Your task is to return the line containing "Type out the text in this image." plus every line after it, exactly and with nothing added.
** Begin EXERCISE INPUTS **
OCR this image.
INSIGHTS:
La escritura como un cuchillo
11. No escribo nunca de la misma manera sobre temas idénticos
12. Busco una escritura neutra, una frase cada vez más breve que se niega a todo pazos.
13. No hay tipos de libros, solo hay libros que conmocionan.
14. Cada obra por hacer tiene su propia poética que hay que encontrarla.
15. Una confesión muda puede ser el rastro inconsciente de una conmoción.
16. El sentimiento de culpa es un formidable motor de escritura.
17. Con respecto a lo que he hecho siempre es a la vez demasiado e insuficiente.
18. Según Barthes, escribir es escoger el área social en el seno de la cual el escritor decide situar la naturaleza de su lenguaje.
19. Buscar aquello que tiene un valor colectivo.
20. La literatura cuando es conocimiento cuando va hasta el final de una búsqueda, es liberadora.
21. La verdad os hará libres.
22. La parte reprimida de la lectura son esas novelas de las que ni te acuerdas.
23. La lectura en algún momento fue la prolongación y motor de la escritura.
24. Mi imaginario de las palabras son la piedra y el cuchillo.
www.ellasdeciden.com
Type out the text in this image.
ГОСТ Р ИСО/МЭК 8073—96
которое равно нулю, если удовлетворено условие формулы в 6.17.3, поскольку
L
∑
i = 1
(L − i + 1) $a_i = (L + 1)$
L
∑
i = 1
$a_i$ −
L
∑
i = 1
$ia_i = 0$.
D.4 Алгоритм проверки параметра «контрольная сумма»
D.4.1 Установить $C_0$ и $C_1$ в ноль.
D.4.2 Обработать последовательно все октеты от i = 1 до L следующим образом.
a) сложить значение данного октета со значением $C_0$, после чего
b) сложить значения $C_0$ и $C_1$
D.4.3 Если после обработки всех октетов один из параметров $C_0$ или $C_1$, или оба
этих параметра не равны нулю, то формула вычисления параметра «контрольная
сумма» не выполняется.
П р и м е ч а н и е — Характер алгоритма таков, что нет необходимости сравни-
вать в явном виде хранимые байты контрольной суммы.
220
** End EXERCISE INPUTS **
## SOLVED PROBLEM
Type out the text in this image.
ГОСТ Р ИСО/МЭК 8073—96
которое равно нулю, если удовлетворено условие формулы в 6.17.3, поскольку
L
∑
i = 1
(L − i + 1) $a_i = (L + 1)$
L
∑
i = 1
$a_i$ −
L
∑
i = 1
$ia_i = 0$.
D.4 Алгоритм проверки параметра «контрольная сумма»
D.4.1 Установить $C_0$ и $C_1$ в ноль.
D.4.2 Обработать последовательно все октеты от i = 1 до L следующим образом.
a) сложить значение данного октета со значением $C_0$, после чего
b) сложить значения $C_0$ и $C_1$
D.4.3 Если после обработки всех октетов один из параметров $C_0$ или $C_1$, или оба
этих параметра не равны нулю, то формула вычисления параметра «контрольная
сумма» не выполняется.
П р и м е ч а н и е — Характер алгоритма таков, что нет необходимости сравни-
вать в явном виде хранимые байты контрольной суммы.
220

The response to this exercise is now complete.